# Given information:
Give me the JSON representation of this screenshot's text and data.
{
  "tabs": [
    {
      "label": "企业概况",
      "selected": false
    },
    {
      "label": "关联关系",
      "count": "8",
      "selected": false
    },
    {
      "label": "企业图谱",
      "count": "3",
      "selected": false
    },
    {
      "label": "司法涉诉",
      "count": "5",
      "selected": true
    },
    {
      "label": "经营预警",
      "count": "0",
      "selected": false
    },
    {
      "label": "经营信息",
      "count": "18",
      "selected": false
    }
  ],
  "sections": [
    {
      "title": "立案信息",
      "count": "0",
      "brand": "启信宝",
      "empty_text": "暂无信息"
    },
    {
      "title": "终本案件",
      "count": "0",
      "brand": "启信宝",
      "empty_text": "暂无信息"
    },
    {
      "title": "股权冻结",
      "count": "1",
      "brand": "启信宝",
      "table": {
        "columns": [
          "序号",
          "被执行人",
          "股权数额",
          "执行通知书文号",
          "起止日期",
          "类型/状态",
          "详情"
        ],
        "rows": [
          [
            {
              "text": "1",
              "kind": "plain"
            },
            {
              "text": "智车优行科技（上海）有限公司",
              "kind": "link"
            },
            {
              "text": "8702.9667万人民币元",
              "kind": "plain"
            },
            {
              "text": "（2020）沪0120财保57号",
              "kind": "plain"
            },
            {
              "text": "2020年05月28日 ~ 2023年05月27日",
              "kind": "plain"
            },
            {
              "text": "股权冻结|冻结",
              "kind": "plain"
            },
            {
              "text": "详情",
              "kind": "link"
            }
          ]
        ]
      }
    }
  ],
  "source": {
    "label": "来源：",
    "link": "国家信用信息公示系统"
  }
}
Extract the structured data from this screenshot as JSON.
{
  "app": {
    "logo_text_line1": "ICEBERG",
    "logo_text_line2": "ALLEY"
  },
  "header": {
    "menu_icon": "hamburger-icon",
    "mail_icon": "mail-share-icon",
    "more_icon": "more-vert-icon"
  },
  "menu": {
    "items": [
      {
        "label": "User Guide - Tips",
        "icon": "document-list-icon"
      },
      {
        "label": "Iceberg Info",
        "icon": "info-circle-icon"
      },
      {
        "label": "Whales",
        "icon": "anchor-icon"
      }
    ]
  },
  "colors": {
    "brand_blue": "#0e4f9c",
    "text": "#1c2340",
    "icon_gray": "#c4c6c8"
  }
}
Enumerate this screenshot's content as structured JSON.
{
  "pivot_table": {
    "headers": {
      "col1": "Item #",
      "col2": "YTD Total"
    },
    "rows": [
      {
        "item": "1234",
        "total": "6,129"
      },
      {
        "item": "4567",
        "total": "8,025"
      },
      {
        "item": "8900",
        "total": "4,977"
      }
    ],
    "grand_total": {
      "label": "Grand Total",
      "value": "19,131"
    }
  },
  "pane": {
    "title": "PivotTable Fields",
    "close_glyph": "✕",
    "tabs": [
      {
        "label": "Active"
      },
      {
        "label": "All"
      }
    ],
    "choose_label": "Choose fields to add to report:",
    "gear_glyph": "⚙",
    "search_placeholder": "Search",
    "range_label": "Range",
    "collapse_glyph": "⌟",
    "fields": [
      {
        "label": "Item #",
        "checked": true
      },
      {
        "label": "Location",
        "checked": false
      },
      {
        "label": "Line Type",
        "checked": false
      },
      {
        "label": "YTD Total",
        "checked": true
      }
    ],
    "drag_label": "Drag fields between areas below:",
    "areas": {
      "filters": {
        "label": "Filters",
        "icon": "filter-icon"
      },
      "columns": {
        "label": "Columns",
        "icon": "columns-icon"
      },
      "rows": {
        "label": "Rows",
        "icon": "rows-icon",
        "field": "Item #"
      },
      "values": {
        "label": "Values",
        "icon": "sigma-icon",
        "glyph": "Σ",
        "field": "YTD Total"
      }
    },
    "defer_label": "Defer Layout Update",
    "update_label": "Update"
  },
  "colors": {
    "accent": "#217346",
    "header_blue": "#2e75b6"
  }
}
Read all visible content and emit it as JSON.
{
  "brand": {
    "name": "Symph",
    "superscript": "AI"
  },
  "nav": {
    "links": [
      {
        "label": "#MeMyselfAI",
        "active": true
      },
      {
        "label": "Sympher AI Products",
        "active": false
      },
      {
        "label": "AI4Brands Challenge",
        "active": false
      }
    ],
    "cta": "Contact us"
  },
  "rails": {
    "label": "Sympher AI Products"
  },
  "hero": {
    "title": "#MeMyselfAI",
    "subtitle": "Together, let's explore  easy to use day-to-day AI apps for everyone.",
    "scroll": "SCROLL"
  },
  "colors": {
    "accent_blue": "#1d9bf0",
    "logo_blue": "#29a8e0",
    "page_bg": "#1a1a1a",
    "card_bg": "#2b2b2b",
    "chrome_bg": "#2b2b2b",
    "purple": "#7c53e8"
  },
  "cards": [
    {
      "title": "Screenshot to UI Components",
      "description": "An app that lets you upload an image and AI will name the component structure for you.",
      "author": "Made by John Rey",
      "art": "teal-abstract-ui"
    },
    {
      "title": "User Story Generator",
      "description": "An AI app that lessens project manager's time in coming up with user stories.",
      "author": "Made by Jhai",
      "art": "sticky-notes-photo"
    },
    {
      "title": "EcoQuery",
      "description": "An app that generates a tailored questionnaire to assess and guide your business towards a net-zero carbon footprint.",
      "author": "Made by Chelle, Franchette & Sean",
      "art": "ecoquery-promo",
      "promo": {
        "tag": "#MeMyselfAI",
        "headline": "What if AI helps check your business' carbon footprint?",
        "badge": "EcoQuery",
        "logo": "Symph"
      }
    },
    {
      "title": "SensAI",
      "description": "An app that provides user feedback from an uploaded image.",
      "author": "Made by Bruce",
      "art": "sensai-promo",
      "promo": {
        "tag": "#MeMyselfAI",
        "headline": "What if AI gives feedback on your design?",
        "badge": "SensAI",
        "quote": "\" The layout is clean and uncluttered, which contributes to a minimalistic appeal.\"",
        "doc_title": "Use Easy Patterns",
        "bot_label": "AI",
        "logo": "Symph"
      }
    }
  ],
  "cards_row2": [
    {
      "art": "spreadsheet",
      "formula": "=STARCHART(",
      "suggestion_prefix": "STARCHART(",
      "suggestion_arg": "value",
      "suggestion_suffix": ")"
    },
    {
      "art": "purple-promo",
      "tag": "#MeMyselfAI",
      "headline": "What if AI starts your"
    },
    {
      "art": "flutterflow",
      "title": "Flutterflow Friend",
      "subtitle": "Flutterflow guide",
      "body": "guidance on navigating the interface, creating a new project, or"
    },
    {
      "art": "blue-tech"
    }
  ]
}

# Problem requirements:
Repeat every line of the data, exactly and in full.

# Exercise answer:
Give me the JSON representation of this screenshot's text and data.
{
  "tabs": [
    {
      "label": "企业概况",
      "selected": false
    },
    {
      "label": "关联关系",
      "count": "8",
      "selected": false
    },
    {
      "label": "企业图谱",
      "count": "3",
      "selected": false
    },
    {
      "label": "司法涉诉",
      "count": "5",
      "selected": true
    },
    {
      "label": "经营预警",
      "count": "0",
      "selected": false
    },
    {
      "label": "经营信息",
      "count": "18",
      "selected": false
    }
  ],
  "sections": [
    {
      "title": "立案信息",
      "count": "0",
      "brand": "启信宝",
      "empty_text": "暂无信息"
    },
    {
      "title": "终本案件",
      "count": "0",
      "brand": "启信宝",
      "empty_text": "暂无信息"
    },
    {
      "title": "股权冻结",
      "count": "1",
      "brand": "启信宝",
      "table": {
        "columns": [
          "序号",
          "被执行人",
          "股权数额",
          "执行通知书文号",
          "起止日期",
          "类型/状态",
          "详情"
        ],
        "rows": [
          [
            {
              "text": "1",
              "kind": "plain"
            },
            {
              "text": "智车优行科技（上海）有限公司",
              "kind": "link"
            },
            {
              "text": "8702.9667万人民币元",
              "kind": "plain"
            },
            {
              "text": "（2020）沪0120财保57号",
              "kind": "plain"
            },
            {
              "text": "2020年05月28日 ~ 2023年05月27日",
              "kind": "plain"
            },
            {
              "text": "股权冻结|冻结",
              "kind": "plain"
            },
            {
              "text": "详情",
              "kind": "link"
            }
          ]
        ]
      }
    }
  ],
  "source": {
    "label": "来源：",
    "link": "国家信用信息公示系统"
  }
}
Extract the structured data from this screenshot as JSON.
{
  "app": {
    "logo_text_line1": "ICEBERG",
    "logo_text_line2": "ALLEY"
  },
  "header": {
    "menu_icon": "hamburger-icon",
    "mail_icon": "mail-share-icon",
    "more_icon": "more-vert-icon"
  },
  "menu": {
    "items": [
      {
        "label": "User Guide - Tips",
        "icon": "document-list-icon"
      },
      {
        "label": "Iceberg Info",
        "icon": "info-circle-icon"
      },
      {
        "label": "Whales",
        "icon": "anchor-icon"
      }
    ]
  },
  "colors": {
    "brand_blue": "#0e4f9c",
    "text": "#1c2340",
    "icon_gray": "#c4c6c8"
  }
}
Enumerate this screenshot's content as structured JSON.
{
  "pivot_table": {
    "headers": {
      "col1": "Item #",
      "col2": "YTD Total"
    },
    "rows": [
      {
        "item": "1234",
        "total": "6,129"
      },
      {
        "item": "4567",
        "total": "8,025"
      },
      {
        "item": "8900",
        "total": "4,977"
      }
    ],
    "grand_total": {
      "label": "Grand Total",
      "value": "19,131"
    }
  },
  "pane": {
    "title": "PivotTable Fields",
    "close_glyph": "✕",
    "tabs": [
      {
        "label": "Active"
      },
      {
        "label": "All"
      }
    ],
    "choose_label": "Choose fields to add to report:",
    "gear_glyph": "⚙",
    "search_placeholder": "Search",
    "range_label": "Range",
    "collapse_glyph": "⌟",
    "fields": [
      {
        "label": "Item #",
        "checked": true
      },
      {
        "label": "Location",
        "checked": false
      },
      {
        "label": "Line Type",
        "checked": false
      },
      {
        "label": "YTD Total",
        "checked": true
      }
    ],
    "drag_label": "Drag fields between areas below:",
    "areas": {
      "filters": {
        "label": "Filters",
        "icon": "filter-icon"
      },
      "columns": {
        "label": "Columns",
        "icon": "columns-icon"
      },
      "rows": {
        "label": "Rows",
        "icon": "rows-icon",
        "field": "Item #"
      },
      "values": {
        "label": "Values",
        "icon": "sigma-icon",
        "glyph": "Σ",
        "field": "YTD Total"
      }
    },
    "defer_label": "Defer Layout Update",
    "update_label": "Update"
  },
  "colors": {
    "accent": "#217346",
    "header_blue": "#2e75b6"
  }
}
Read all visible content and emit it as JSON.
{
  "brand": {
    "name": "Symph",
    "superscript": "AI"
  },
  "nav": {
    "links": [
      {
        "label": "#MeMyselfAI",
        "active": true
      },
      {
        "label": "Sympher AI Products",
        "active": false
      },
      {
        "label": "AI4Brands Challenge",
        "active": false
      }
    ],
    "cta": "Contact us"
  },
  "rails": {
    "label": "Sympher AI Products"
  },
  "hero": {
    "title": "#MeMyselfAI",
    "subtitle": "Together, let's explore  easy to use day-to-day AI apps for everyone.",
    "scroll": "SCROLL"
  },
  "colors": {
    "accent_blue": "#1d9bf0",
    "logo_blue": "#29a8e0",
    "page_bg": "#1a1a1a",
    "card_bg": "#2b2b2b",
    "chrome_bg": "#2b2b2b",
    "purple": "#7c53e8"
  },
  "cards": [
    {
      "title": "Screenshot to UI Components",
      "description": "An app that lets you upload an image and AI will name the component structure for you.",
      "author": "Made by John Rey",
      "art": "teal-abstract-ui"
    },
    {
      "title": "User Story Generator",
      "description": "An AI app that lessens project manager's time in coming up with user stories.",
      "author": "Made by Jhai",
      "art": "sticky-notes-photo"
    },
    {
      "title": "EcoQuery",
      "description": "An app that generates a tailored questionnaire to assess and guide your business towards a net-zero carbon footprint.",
      "author": "Made by Chelle, Franchette & Sean",
      "art": "ecoquery-promo",
      "promo": {
        "tag": "#MeMyselfAI",
        "headline": "What if AI helps check your business' carbon footprint?",
        "badge": "EcoQuery",
        "logo": "Symph"
      }
    },
    {
      "title": "SensAI",
      "description": "An app that provides user feedback from an uploaded image.",
      "author": "Made by Bruce",
      "art": "sensai-promo",
      "promo": {
        "tag": "#MeMyselfAI",
        "headline": "What if AI gives feedback on your design?",
        "badge": "SensAI",
        "quote": "\" The layout is clean and uncluttered, which contributes to a minimalistic appeal.\"",
        "doc_title": "Use Easy Patterns",
        "bot_label": "AI",
        "logo": "Symph"
      }
    }
  ],
  "cards_row2": [
    {
      "art": "spreadsheet",
      "formula": "=STARCHART(",
      "suggestion_prefix": "STARCHART(",
      "suggestion_arg": "value",
      "suggestion_suffix": ")"
    },
    {
      "art": "purple-promo",
      "tag": "#MeMyselfAI",
      "headline": "What if AI starts your"
    },
    {
      "art": "flutterflow",
      "title": "Flutterflow Friend",
      "subtitle": "Flutterflow guide",
      "body": "guidance on navigating the interface, creating a new project, or"
    },
    {
      "art": "blue-tech"
    }
  ]
}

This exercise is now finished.